**Set exercise:**
Take every line that has the string "differ" and copy it out.

-- START Raw records --

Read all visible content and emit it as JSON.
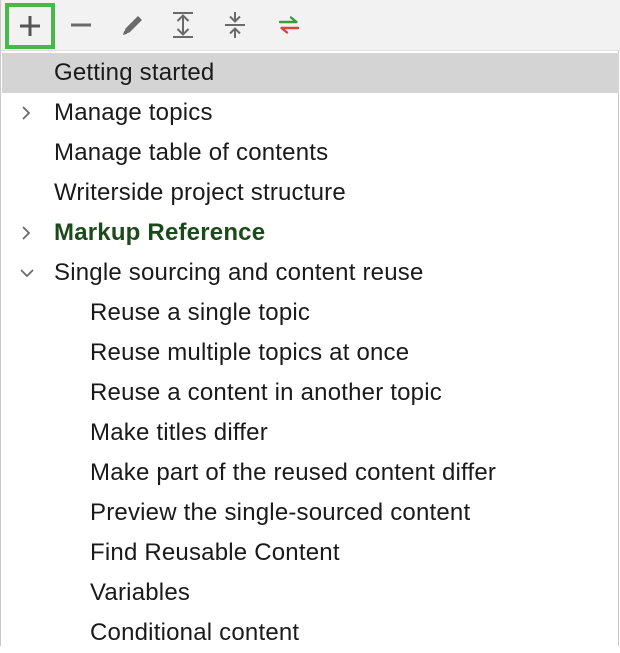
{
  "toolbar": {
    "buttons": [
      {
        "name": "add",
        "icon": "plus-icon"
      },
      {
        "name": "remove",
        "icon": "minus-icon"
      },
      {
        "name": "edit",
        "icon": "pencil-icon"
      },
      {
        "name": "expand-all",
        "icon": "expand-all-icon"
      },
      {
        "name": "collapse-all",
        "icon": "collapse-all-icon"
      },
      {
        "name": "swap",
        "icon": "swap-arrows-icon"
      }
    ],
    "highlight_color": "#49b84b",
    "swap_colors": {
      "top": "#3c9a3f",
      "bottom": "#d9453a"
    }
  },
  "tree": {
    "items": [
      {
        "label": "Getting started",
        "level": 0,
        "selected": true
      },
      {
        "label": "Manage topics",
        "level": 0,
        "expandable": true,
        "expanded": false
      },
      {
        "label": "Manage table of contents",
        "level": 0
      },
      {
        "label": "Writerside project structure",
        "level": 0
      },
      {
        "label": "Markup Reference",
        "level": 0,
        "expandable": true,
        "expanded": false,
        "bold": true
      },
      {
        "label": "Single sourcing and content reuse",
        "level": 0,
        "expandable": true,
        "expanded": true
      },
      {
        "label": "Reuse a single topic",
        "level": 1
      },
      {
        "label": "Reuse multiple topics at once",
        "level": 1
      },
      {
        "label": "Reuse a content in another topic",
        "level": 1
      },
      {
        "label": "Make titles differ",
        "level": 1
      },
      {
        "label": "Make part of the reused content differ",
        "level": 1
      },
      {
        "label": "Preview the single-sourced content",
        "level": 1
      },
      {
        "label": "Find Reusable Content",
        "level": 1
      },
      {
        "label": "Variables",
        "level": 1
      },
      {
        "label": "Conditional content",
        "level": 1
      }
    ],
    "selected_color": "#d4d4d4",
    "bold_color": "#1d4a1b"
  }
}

-- END Raw records --
-- START Raw records --

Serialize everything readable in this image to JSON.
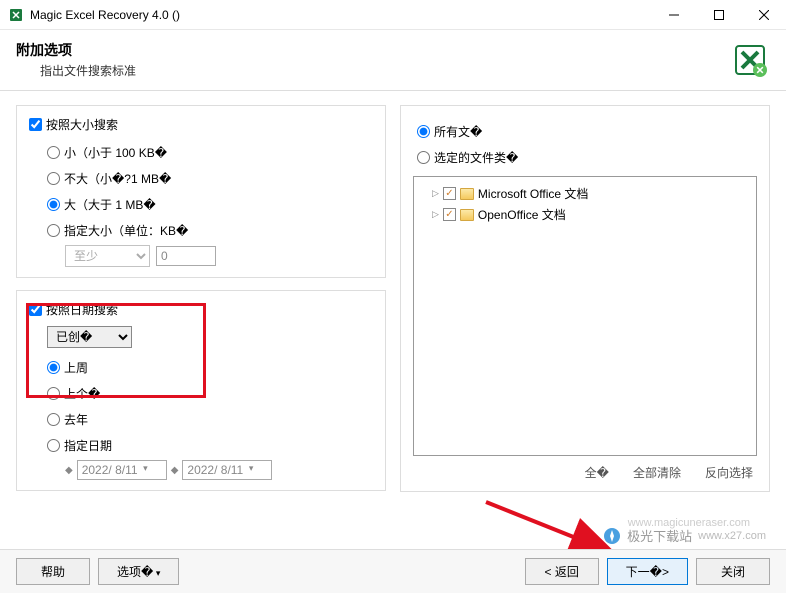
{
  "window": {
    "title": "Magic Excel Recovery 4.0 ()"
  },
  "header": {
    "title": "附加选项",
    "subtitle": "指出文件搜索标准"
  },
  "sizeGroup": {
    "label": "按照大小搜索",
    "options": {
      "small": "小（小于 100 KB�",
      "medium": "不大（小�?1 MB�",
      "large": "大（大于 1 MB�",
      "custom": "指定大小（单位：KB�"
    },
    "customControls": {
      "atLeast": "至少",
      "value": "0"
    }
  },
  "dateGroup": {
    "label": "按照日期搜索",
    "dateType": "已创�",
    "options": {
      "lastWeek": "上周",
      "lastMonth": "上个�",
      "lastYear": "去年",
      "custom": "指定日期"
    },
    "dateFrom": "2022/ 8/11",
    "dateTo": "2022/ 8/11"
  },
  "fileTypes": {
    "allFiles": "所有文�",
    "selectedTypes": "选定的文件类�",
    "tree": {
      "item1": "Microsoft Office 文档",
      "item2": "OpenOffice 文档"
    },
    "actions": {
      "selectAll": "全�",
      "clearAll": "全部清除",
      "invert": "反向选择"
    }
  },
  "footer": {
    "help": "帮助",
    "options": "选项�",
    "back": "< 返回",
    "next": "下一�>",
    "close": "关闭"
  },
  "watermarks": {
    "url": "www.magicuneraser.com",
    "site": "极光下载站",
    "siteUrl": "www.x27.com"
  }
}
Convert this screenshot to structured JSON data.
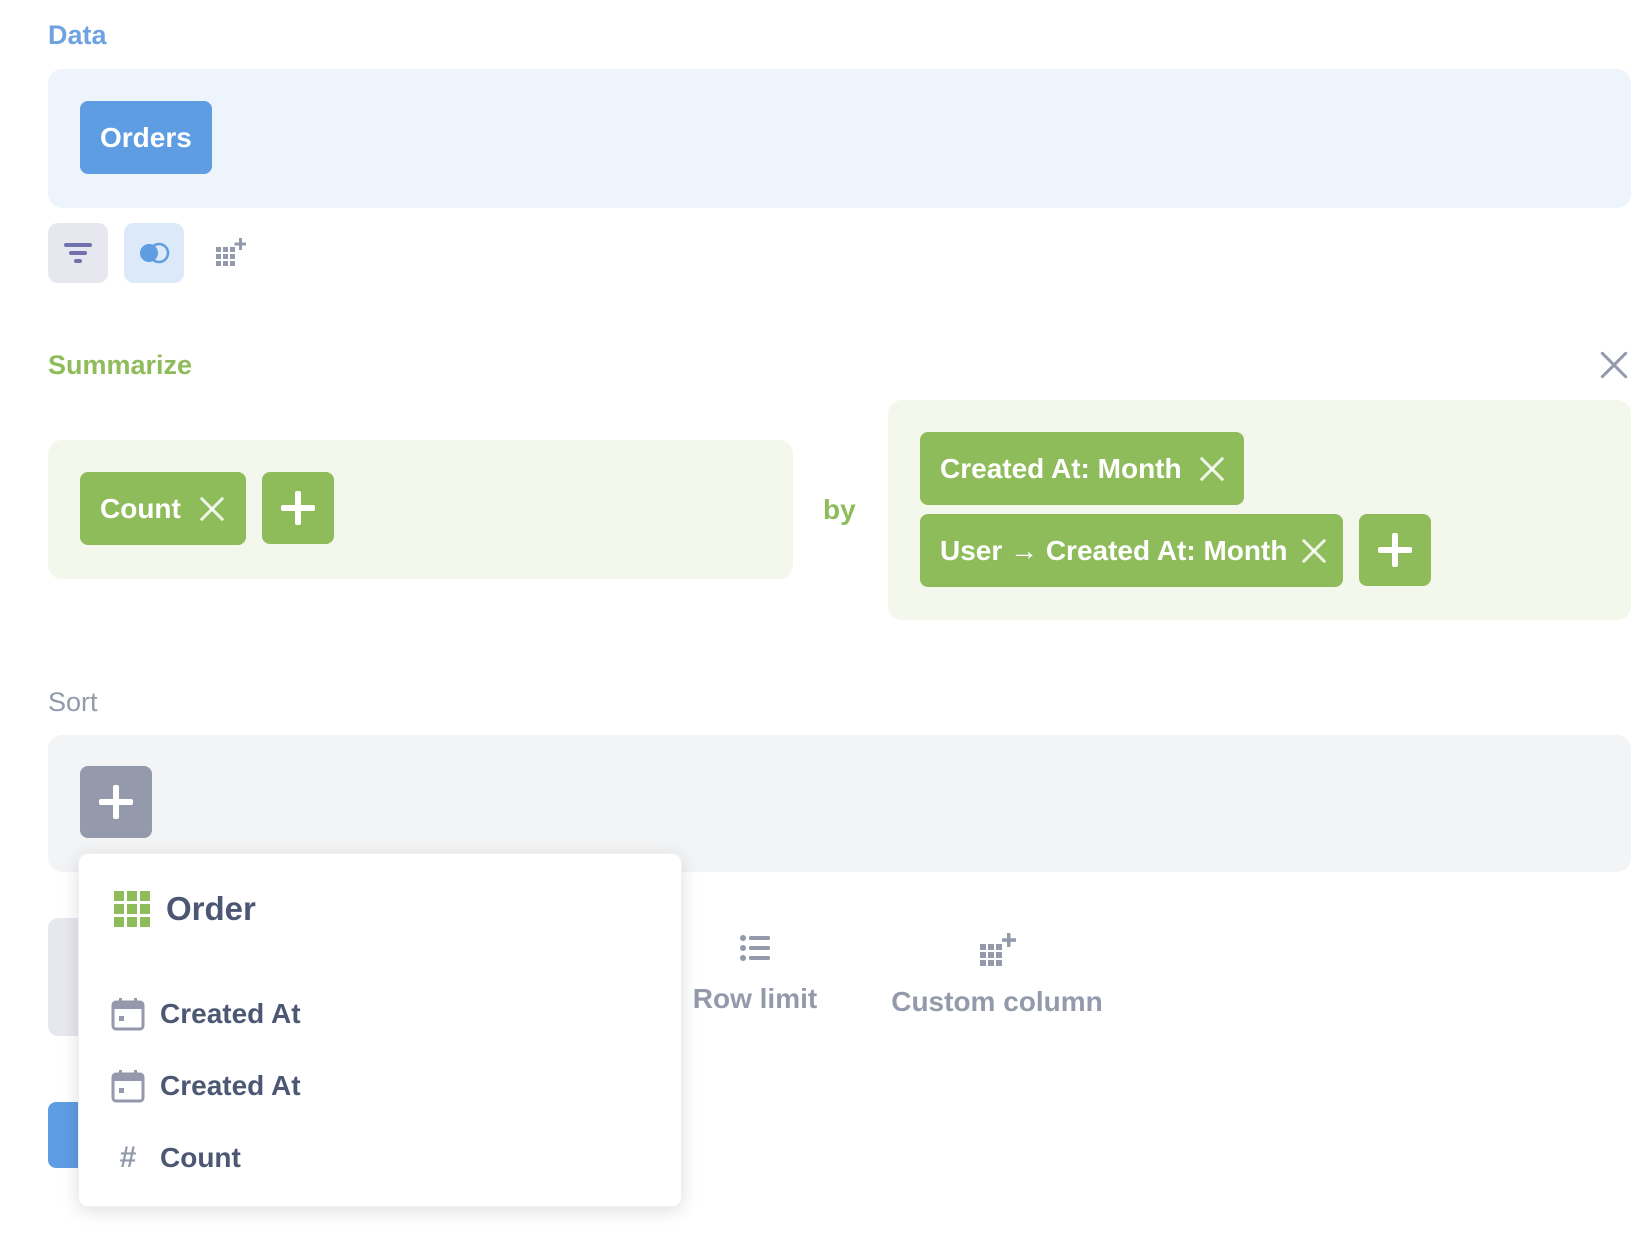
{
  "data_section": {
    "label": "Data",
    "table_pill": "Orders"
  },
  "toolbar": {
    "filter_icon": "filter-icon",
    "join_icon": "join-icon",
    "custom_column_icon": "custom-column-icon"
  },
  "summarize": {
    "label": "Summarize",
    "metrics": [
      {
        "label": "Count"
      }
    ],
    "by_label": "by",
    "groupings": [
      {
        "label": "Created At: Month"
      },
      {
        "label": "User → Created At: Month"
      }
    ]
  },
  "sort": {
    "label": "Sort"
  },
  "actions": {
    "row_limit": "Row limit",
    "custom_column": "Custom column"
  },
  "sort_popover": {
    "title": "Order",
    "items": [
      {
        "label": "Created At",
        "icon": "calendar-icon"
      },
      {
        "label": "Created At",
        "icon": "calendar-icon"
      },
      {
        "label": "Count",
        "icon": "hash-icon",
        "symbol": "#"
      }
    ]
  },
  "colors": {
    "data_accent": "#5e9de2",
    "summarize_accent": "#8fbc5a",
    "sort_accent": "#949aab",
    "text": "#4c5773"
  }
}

-- END Raw records --

**Answer to the exercise:**
        "label": "Make titles differ",
        "label": "Make part of the reused content differ",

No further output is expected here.